*Excerpted passage*.
BEGIN

According to the Infrastructure Report Card from the American Society of Civil Engineers, New York’s waste water infrastructure needs an investment of $21.82 billion over the next 20 years to avoid failure. Just to emphasize the point in Bay Ridge Brooklyn not far from where I once lived in the 1970’s, the street suddenly caved in on August 1st and a 30 foot wide, 10 foot deep sinkhole appeared. This was the second sinkhole in this neighborhood of Brooklyn this year. The earlier sinkhole was twice as large. The city of New York immediately began repairs. According to the City, the sinkhole was caused by a 112 year old sewer pipe that gave way and washed away the soil under the road. The sewer pipe had no doubt been failing for a long time to erode that much soil.

Picture by CBS 2 Bay Ridge, Brooklyn sinkhole

The pipes made early in the 20th century were rated for an 80 year life span. New York sewer piping systems have reached the end of their design lives, but there are no plans of a replacement and upgrade of the system. There has been no systematic replacement program. New York has kept the sewer system alive by repairing what breaks after it breaks and spraying it’s mains with concrete. When the sewer systems were built in the 19th and 20th centuries, the Boroughs of New York still had autonomy and financed and built their own systems to address the problem in the least expensive way, by using a combined storm and sanitary sewer system. The Manhattan and Brooklyn systems were built around the same time modeling the designs of Hamburg, Germany. Nonetheless, the sewers were never designed for the ages, they need to be maintained and upgraded. New York and most of the United States has not maintained and upgraded our sewer systems. According to the U.S. Environmental Protection Agency, EPA, by 2020 half the sewer pipes in the U.S. will be crumbling and the U.S. risks reversing public health, and environmental gains of the past three decades.(Rose George in The Big Necessity, The Unmentionable World of Human Waste and Why it Matters.)

Failing sewer pipes can pose a significant threat to public health and the environment.  Systems with inadequate hydraulic capacity and/or blockages in the sewer pipes may lead to sanitary sewer overflows and sewage backing up into homes or onto streets.  Some of the health hazards associated with basement flooding by untreated wastewater include the potential presence of pathogenic microorganisms such as viruses, bacteria, and protozoa (in a nice moist dark environment). Pipe failures can be grouped into three general categories: hydraulic restrictions (e.g. blockage), hydraulic capacity, and structural condition.

END

Records excerpted from a collection:
BEGIN

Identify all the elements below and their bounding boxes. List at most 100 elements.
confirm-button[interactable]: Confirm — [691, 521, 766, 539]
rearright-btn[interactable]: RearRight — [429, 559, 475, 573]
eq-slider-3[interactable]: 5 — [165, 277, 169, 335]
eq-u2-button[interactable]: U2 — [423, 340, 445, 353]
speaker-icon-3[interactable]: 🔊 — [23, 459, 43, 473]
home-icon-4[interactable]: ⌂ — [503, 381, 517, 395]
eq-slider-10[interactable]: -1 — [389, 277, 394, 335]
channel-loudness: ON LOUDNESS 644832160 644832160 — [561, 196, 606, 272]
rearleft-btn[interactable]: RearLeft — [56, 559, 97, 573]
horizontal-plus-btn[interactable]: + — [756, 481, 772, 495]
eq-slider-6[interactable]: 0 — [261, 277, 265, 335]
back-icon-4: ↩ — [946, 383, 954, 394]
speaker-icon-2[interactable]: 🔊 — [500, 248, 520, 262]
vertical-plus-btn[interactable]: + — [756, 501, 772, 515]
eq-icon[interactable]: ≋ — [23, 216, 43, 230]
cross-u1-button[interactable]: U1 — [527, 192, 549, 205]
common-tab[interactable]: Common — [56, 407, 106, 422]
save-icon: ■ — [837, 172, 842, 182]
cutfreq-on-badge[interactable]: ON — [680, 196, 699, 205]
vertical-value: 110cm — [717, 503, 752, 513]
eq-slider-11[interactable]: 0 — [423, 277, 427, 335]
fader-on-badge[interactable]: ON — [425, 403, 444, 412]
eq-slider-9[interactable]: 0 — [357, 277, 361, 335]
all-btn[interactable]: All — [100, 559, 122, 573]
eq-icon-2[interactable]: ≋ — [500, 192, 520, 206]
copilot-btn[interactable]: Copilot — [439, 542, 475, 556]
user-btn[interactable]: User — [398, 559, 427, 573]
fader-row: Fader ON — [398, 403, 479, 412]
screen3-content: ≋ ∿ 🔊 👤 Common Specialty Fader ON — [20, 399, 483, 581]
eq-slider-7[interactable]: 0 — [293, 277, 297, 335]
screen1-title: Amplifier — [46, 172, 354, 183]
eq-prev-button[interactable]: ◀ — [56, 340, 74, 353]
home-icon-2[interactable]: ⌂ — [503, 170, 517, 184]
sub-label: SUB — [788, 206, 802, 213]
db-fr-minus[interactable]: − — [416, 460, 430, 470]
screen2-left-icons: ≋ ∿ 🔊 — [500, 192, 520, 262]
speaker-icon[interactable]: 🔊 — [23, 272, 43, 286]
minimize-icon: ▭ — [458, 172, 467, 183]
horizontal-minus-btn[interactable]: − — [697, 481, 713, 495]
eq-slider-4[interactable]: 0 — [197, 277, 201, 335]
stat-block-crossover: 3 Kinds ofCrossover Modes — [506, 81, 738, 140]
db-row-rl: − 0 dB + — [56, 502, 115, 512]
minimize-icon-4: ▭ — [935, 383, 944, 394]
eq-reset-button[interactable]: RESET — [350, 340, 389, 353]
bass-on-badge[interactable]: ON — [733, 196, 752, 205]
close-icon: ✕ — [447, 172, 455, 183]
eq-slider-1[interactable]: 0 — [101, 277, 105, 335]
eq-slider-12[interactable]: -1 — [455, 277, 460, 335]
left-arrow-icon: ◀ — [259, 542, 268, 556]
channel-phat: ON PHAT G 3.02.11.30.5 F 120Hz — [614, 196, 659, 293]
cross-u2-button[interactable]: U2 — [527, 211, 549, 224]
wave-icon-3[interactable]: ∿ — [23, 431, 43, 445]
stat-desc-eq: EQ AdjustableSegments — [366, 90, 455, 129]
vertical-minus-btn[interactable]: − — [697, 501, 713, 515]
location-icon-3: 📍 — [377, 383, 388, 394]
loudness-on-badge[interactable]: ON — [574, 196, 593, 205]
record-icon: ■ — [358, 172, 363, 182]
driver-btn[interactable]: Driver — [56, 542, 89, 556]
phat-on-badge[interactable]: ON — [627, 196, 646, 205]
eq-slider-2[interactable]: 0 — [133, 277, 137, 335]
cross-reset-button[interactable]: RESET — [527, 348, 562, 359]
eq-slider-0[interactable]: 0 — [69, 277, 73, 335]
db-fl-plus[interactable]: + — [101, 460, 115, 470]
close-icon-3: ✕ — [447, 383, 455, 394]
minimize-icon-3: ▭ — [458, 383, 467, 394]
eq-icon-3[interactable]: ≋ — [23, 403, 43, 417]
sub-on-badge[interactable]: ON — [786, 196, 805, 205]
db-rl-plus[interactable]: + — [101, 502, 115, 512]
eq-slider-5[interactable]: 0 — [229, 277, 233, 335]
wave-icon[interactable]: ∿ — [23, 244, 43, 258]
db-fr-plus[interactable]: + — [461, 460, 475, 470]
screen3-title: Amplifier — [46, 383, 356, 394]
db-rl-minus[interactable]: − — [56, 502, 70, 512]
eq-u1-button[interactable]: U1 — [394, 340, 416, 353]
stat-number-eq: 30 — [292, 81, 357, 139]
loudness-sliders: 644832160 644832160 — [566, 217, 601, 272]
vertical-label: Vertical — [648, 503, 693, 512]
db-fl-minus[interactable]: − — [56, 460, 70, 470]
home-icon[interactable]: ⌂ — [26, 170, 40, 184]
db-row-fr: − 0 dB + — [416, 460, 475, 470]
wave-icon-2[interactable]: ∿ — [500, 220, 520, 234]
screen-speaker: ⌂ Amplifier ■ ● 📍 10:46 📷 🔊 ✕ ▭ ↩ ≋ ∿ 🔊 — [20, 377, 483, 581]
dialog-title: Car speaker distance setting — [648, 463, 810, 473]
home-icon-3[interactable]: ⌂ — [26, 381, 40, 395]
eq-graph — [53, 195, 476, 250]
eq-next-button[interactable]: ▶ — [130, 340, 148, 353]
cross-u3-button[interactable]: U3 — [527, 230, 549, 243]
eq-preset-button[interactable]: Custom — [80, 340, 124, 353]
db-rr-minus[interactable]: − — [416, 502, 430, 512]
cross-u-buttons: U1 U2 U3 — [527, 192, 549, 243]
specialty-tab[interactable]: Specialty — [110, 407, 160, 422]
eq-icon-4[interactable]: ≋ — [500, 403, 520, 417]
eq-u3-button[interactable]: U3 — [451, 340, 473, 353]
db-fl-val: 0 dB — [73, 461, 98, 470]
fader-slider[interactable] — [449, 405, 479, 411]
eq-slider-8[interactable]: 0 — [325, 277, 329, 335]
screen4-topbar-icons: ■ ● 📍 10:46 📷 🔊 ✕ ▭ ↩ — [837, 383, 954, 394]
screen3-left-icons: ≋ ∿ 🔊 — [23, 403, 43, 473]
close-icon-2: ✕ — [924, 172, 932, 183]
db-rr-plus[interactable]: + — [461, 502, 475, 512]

END

*Problem A*. Please reproduce the stretch of the passage on New York's sewer infrastructure from "According to the Infrastructure" through "that much soil.", swapping "sinkhole" for "crater".
*Problem B*. Name the general categories of pipe failure given in the passage on New York's sewer infrastructure.
*Problem C*. Go on with the passage on New York's sewer infrastructure from its last sentence.

*Expected answer A*.
According to the Infrastructure Report Card from the American Society of Civil Engineers, New York’s waste water infrastructure needs an investment of $21.82 billion over the next 20 years to avoid failure. Just to emphasize the point in Bay Ridge Brooklyn not far from where I once lived in the 1970’s, the street suddenly caved in on August 1st and a 30 foot wide, 10 foot deep crater appeared. This was the second crater in this neighborhood of Brooklyn this year. The earlier crater was twice as large. The city of New York immediately began repairs. According to the City, the crater was caused by a 112 year old sewer pipe that gave way and washed away the soil under the road. The sewer pipe had no doubt been failing for a long time to erode that much soil.

*Expected answer B*. hydraulic restrictions (e.g. blockage), hydraulic capacity, structural condition

*Expected answer C*.
Hydraulic restrictions are the most common problem in wastewater collection systems. Untreated wastewater carries sediment, grease, rags and whatever else you can think to put down the drain or flush down the toilet. The grease congeals with sediment and blockages form. In combined sewers, large items thrown or washed into the storm system create obstructions and restrictions during peak flow times. This can lead to street and basement flooding. Tree root intrusion, sediment accumulation, and grease build-up all contribute to hydraulic restrictions. Aging pipes that sag over time and joints that begin to fail can slow pipe flow and create more favorable conditions for solids to build up in pipes. An ongoing maintenance program for cleaning and flushing sewers is typically adequate to control blockages. However, budgeting for routine preventative maintenance and repairs has not taken place in New York or the rest of the United States. We fix it when it breaks.

Failure caused by inadequate flow capacity is common in combined sewer systems, but may also a sign of other types of problems such as structural defects or design defects. Major sources of pipe structural defects are cracks, broken pipes, and leaks. Pipes sag and sewage does not flow properly, areas of inadequate pipe slope can be due to loss of pipe bedding or inadequate initial slope. Structural failure as in Bay Ridge is typically caused by defects of the pipe wall and/or the soil envelope used to support the pipe.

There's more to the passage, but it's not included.